> TASK BRIEF: Please retype the data in full and exactly; the pictures are not part of the copy.

[Stored data entries]
↓↓↓
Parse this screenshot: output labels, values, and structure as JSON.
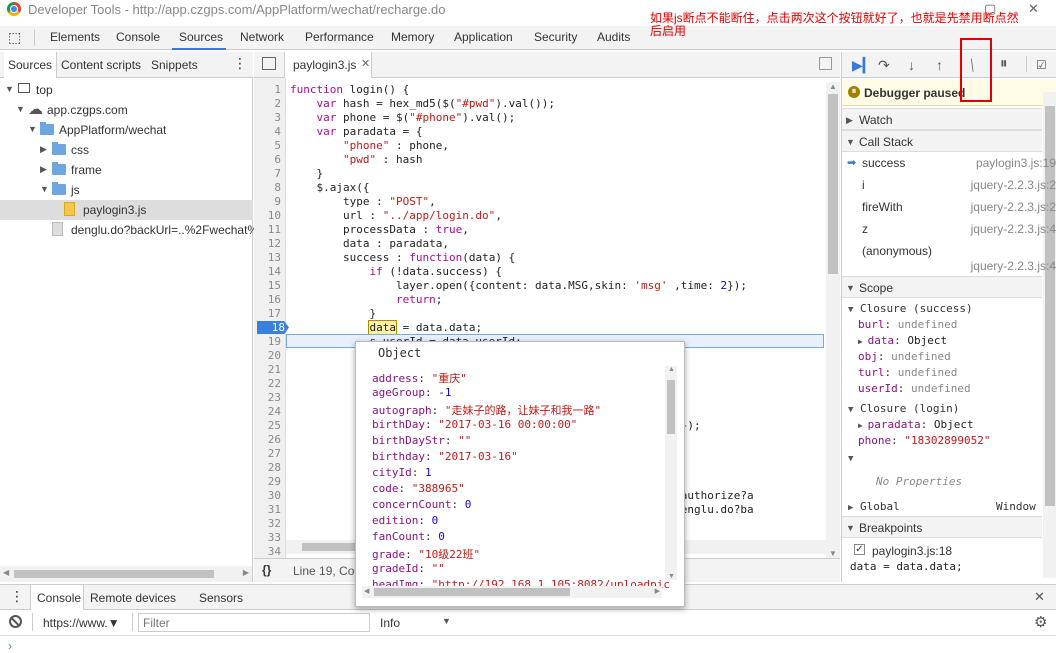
{
  "window": {
    "title": "Developer Tools - http://app.czgps.com/AppPlatform/wechat/recharge.do"
  },
  "annotation": {
    "note": "如果js断点不能断住，点击两次这个按钮就好了，也就是先禁用断点然后启用"
  },
  "tabs": [
    "Elements",
    "Console",
    "Sources",
    "Network",
    "Performance",
    "Memory",
    "Application",
    "Security",
    "Audits"
  ],
  "left_tabs": [
    "Sources",
    "Content scripts",
    "Snippets"
  ],
  "tree": {
    "top": "top",
    "domain": "app.czgps.com",
    "folder": "AppPlatform/wechat",
    "css": "css",
    "frame": "frame",
    "js": "js",
    "file_js": "paylogin3.js",
    "file_other": "denglu.do?backUrl=..%2Fwechat%"
  },
  "editor": {
    "file_tab": "paylogin3.js",
    "status": "Line 19, Col",
    "lines": [
      {
        "n": "1",
        "html": "<span class='kw'>function</span> login() {"
      },
      {
        "n": "2",
        "html": "    <span class='kw'>var</span> hash = hex_md5($(<span class='str'>\"#pwd\"</span>).val());"
      },
      {
        "n": "3",
        "html": "    <span class='kw'>var</span> phone = $(<span class='str'>\"#phone\"</span>).val();"
      },
      {
        "n": "4",
        "html": "    <span class='kw'>var</span> paradata = {"
      },
      {
        "n": "5",
        "html": "        <span class='str'>\"phone\"</span> : phone,"
      },
      {
        "n": "6",
        "html": "        <span class='str'>\"pwd\"</span> : hash"
      },
      {
        "n": "7",
        "html": "    }"
      },
      {
        "n": "8",
        "html": "    $.ajax({"
      },
      {
        "n": "9",
        "html": "        type : <span class='str'>\"POST\"</span>,"
      },
      {
        "n": "10",
        "html": "        url : <span class='str'>\"../app/login.do\"</span>,"
      },
      {
        "n": "11",
        "html": "        processData : <span class='kw'>true</span>,"
      },
      {
        "n": "12",
        "html": "        data : paradata,"
      },
      {
        "n": "13",
        "html": "        success : <span class='kw'>function</span>(data) {"
      },
      {
        "n": "14",
        "html": "            <span class='kw'>if</span> (!data.success) {"
      },
      {
        "n": "15",
        "html": "                layer.open({content: data.MSG,skin: <span class='str'>'msg'</span> ,time: <span class='fn'>2</span>});"
      },
      {
        "n": "16",
        "html": "                <span class='kw'>return</span>;"
      },
      {
        "n": "17",
        "html": "            }"
      },
      {
        "n": "18",
        "html": "            <span style='background:#fff2a8;outline:1px solid #b58a00'>data</span> = data.data;"
      },
      {
        "n": "19",
        "html": "            s.userId = data.userId;"
      },
      {
        "n": "20",
        "html": ""
      },
      {
        "n": "21",
        "html": ""
      },
      {
        "n": "22",
        "html": ""
      },
      {
        "n": "23",
        "html": ""
      },
      {
        "n": "24",
        "html": ""
      },
      {
        "n": "25",
        "html": "                                                     me: <span class='fn'>2</span> });"
      },
      {
        "n": "26",
        "html": ""
      },
      {
        "n": "27",
        "html": ""
      },
      {
        "n": "28",
        "html": ""
      },
      {
        "n": "29",
        "html": ""
      },
      {
        "n": "30",
        "html": "                                                 ct/oauth2/authorize?a"
      },
      {
        "n": "31",
        "html": "                                                 m/wechat/denglu.do?ba"
      },
      {
        "n": "32",
        "html": "                                                 );"
      },
      {
        "n": "33",
        "html": ""
      },
      {
        "n": "34",
        "html": ""
      }
    ]
  },
  "popover": {
    "title": "Object",
    "rows": [
      {
        "k": "address",
        "v": "\"重庆\"",
        "t": "s"
      },
      {
        "k": "ageGroup",
        "v": "-1",
        "t": "n"
      },
      {
        "k": "autograph",
        "v": "\"走妹子的路，让妹子和我一路\"",
        "t": "s"
      },
      {
        "k": "birthDay",
        "v": "\"2017-03-16 00:00:00\"",
        "t": "s"
      },
      {
        "k": "birthDayStr",
        "v": "\"\"",
        "t": "s"
      },
      {
        "k": "birthday",
        "v": "\"2017-03-16\"",
        "t": "s"
      },
      {
        "k": "cityId",
        "v": "1",
        "t": "n"
      },
      {
        "k": "code",
        "v": "\"388965\"",
        "t": "s"
      },
      {
        "k": "concernCount",
        "v": "0",
        "t": "n"
      },
      {
        "k": "edition",
        "v": "0",
        "t": "n"
      },
      {
        "k": "fanCount",
        "v": "0",
        "t": "n"
      },
      {
        "k": "grade",
        "v": "\"10级22班\"",
        "t": "s"
      },
      {
        "k": "gradeId",
        "v": "\"\"",
        "t": "s"
      },
      {
        "k": "headImg",
        "v": "\"http://192.168.1.105:8082/uploadpic",
        "t": "s"
      }
    ]
  },
  "debugger": {
    "paused": "Debugger paused",
    "watch": "Watch",
    "callstack": "Call Stack",
    "frames": [
      {
        "name": "success",
        "loc": "paylogin3.js:19"
      },
      {
        "name": "i",
        "loc": "jquery-2.2.3.js:2"
      },
      {
        "name": "fireWith",
        "loc": "jquery-2.2.3.js:2"
      },
      {
        "name": "z",
        "loc": "jquery-2.2.3.js:4"
      },
      {
        "name": "(anonymous)",
        "loc": "jquery-2.2.3.js:4"
      }
    ],
    "scope": "Scope",
    "closure_success": "Closure (success)",
    "scope_vars": [
      {
        "k": "burl",
        "v": "undefined"
      },
      {
        "k": "data",
        "v": "Object"
      },
      {
        "k": "obj",
        "v": "undefined"
      },
      {
        "k": "turl",
        "v": "undefined"
      },
      {
        "k": "userId",
        "v": "undefined"
      }
    ],
    "closure_login": "Closure (login)",
    "login_vars": [
      {
        "k": "paradata",
        "v": "Object"
      },
      {
        "k": "phone",
        "v": "\"18302899052\""
      }
    ],
    "no_props": "No Properties",
    "global": "Global",
    "global_val": "Window",
    "breakpoints": "Breakpoints",
    "bp_file": "paylogin3.js:18",
    "bp_code": "data = data.data;"
  },
  "console": {
    "tabs": [
      "Console",
      "Remote devices",
      "Sensors"
    ],
    "context": "https://www.▼",
    "filter_placeholder": "Filter",
    "level": "Info"
  }
}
↑↑↑
> EXERCISE SOLUTION:
Parse this screenshot: output labels, values, and structure as JSON.
{
  "window": {
    "title": "Developer Tools - http://app.czgps.com/AppPlatform/wechat/recharge.do"
  },
  "annotation": {
    "note": "如果js断点不能断住，点击两次这个按钮就好了，也就是先禁用断点然后启用"
  },
  "tabs": [
    "Elements",
    "Console",
    "Sources",
    "Network",
    "Performance",
    "Memory",
    "Application",
    "Security",
    "Audits"
  ],
  "left_tabs": [
    "Sources",
    "Content scripts",
    "Snippets"
  ],
  "tree": {
    "top": "top",
    "domain": "app.czgps.com",
    "folder": "AppPlatform/wechat",
    "css": "css",
    "frame": "frame",
    "js": "js",
    "file_js": "paylogin3.js",
    "file_other": "denglu.do?backUrl=..%2Fwechat%"
  },
  "editor": {
    "file_tab": "paylogin3.js",
    "status": "Line 19, Col",
    "lines": [
      {
        "n": "1",
        "html": "<span class='kw'>function</span> login() {"
      },
      {
        "n": "2",
        "html": "    <span class='kw'>var</span> hash = hex_md5($(<span class='str'>\"#pwd\"</span>).val());"
      },
      {
        "n": "3",
        "html": "    <span class='kw'>var</span> phone = $(<span class='str'>\"#phone\"</span>).val();"
      },
      {
        "n": "4",
        "html": "    <span class='kw'>var</span> paradata = {"
      },
      {
        "n": "5",
        "html": "        <span class='str'>\"phone\"</span> : phone,"
      },
      {
        "n": "6",
        "html": "        <span class='str'>\"pwd\"</span> : hash"
      },
      {
        "n": "7",
        "html": "    }"
      },
      {
        "n": "8",
        "html": "    $.ajax({"
      },
      {
        "n": "9",
        "html": "        type : <span class='str'>\"POST\"</span>,"
      },
      {
        "n": "10",
        "html": "        url : <span class='str'>\"../app/login.do\"</span>,"
      },
      {
        "n": "11",
        "html": "        processData : <span class='kw'>true</span>,"
      },
      {
        "n": "12",
        "html": "        data : paradata,"
      },
      {
        "n": "13",
        "html": "        success : <span class='kw'>function</span>(data) {"
      },
      {
        "n": "14",
        "html": "            <span class='kw'>if</span> (!data.success) {"
      },
      {
        "n": "15",
        "html": "                layer.open({content: data.MSG,skin: <span class='str'>'msg'</span> ,time: <span class='fn'>2</span>});"
      },
      {
        "n": "16",
        "html": "                <span class='kw'>return</span>;"
      },
      {
        "n": "17",
        "html": "            }"
      },
      {
        "n": "18",
        "html": "            <span style='background:#fff2a8;outline:1px solid #b58a00'>data</span> = data.data;"
      },
      {
        "n": "19",
        "html": "            s.userId = data.userId;"
      },
      {
        "n": "20",
        "html": ""
      },
      {
        "n": "21",
        "html": ""
      },
      {
        "n": "22",
        "html": ""
      },
      {
        "n": "23",
        "html": ""
      },
      {
        "n": "24",
        "html": ""
      },
      {
        "n": "25",
        "html": "                                                     me: <span class='fn'>2</span> });"
      },
      {
        "n": "26",
        "html": ""
      },
      {
        "n": "27",
        "html": ""
      },
      {
        "n": "28",
        "html": ""
      },
      {
        "n": "29",
        "html": ""
      },
      {
        "n": "30",
        "html": "                                                 ct/oauth2/authorize?a"
      },
      {
        "n": "31",
        "html": "                                                 m/wechat/denglu.do?ba"
      },
      {
        "n": "32",
        "html": "                                                 );"
      },
      {
        "n": "33",
        "html": ""
      },
      {
        "n": "34",
        "html": ""
      }
    ]
  },
  "popover": {
    "title": "Object",
    "rows": [
      {
        "k": "address",
        "v": "\"重庆\"",
        "t": "s"
      },
      {
        "k": "ageGroup",
        "v": "-1",
        "t": "n"
      },
      {
        "k": "autograph",
        "v": "\"走妹子的路，让妹子和我一路\"",
        "t": "s"
      },
      {
        "k": "birthDay",
        "v": "\"2017-03-16 00:00:00\"",
        "t": "s"
      },
      {
        "k": "birthDayStr",
        "v": "\"\"",
        "t": "s"
      },
      {
        "k": "birthday",
        "v": "\"2017-03-16\"",
        "t": "s"
      },
      {
        "k": "cityId",
        "v": "1",
        "t": "n"
      },
      {
        "k": "code",
        "v": "\"388965\"",
        "t": "s"
      },
      {
        "k": "concernCount",
        "v": "0",
        "t": "n"
      },
      {
        "k": "edition",
        "v": "0",
        "t": "n"
      },
      {
        "k": "fanCount",
        "v": "0",
        "t": "n"
      },
      {
        "k": "grade",
        "v": "\"10级22班\"",
        "t": "s"
      },
      {
        "k": "gradeId",
        "v": "\"\"",
        "t": "s"
      },
      {
        "k": "headImg",
        "v": "\"http://192.168.1.105:8082/uploadpic",
        "t": "s"
      }
    ]
  },
  "debugger": {
    "paused": "Debugger paused",
    "watch": "Watch",
    "callstack": "Call Stack",
    "frames": [
      {
        "name": "success",
        "loc": "paylogin3.js:19"
      },
      {
        "name": "i",
        "loc": "jquery-2.2.3.js:2"
      },
      {
        "name": "fireWith",
        "loc": "jquery-2.2.3.js:2"
      },
      {
        "name": "z",
        "loc": "jquery-2.2.3.js:4"
      },
      {
        "name": "(anonymous)",
        "loc": "jquery-2.2.3.js:4"
      }
    ],
    "scope": "Scope",
    "closure_success": "Closure (success)",
    "scope_vars": [
      {
        "k": "burl",
        "v": "undefined"
      },
      {
        "k": "data",
        "v": "Object"
      },
      {
        "k": "obj",
        "v": "undefined"
      },
      {
        "k": "turl",
        "v": "undefined"
      },
      {
        "k": "userId",
        "v": "undefined"
      }
    ],
    "closure_login": "Closure (login)",
    "login_vars": [
      {
        "k": "paradata",
        "v": "Object"
      },
      {
        "k": "phone",
        "v": "\"18302899052\""
      }
    ],
    "no_props": "No Properties",
    "global": "Global",
    "global_val": "Window",
    "breakpoints": "Breakpoints",
    "bp_file": "paylogin3.js:18",
    "bp_code": "data = data.data;"
  },
  "console": {
    "tabs": [
      "Console",
      "Remote devices",
      "Sensors"
    ],
    "context": "https://www.▼",
    "filter_placeholder": "Filter",
    "level": "Info"
  }
}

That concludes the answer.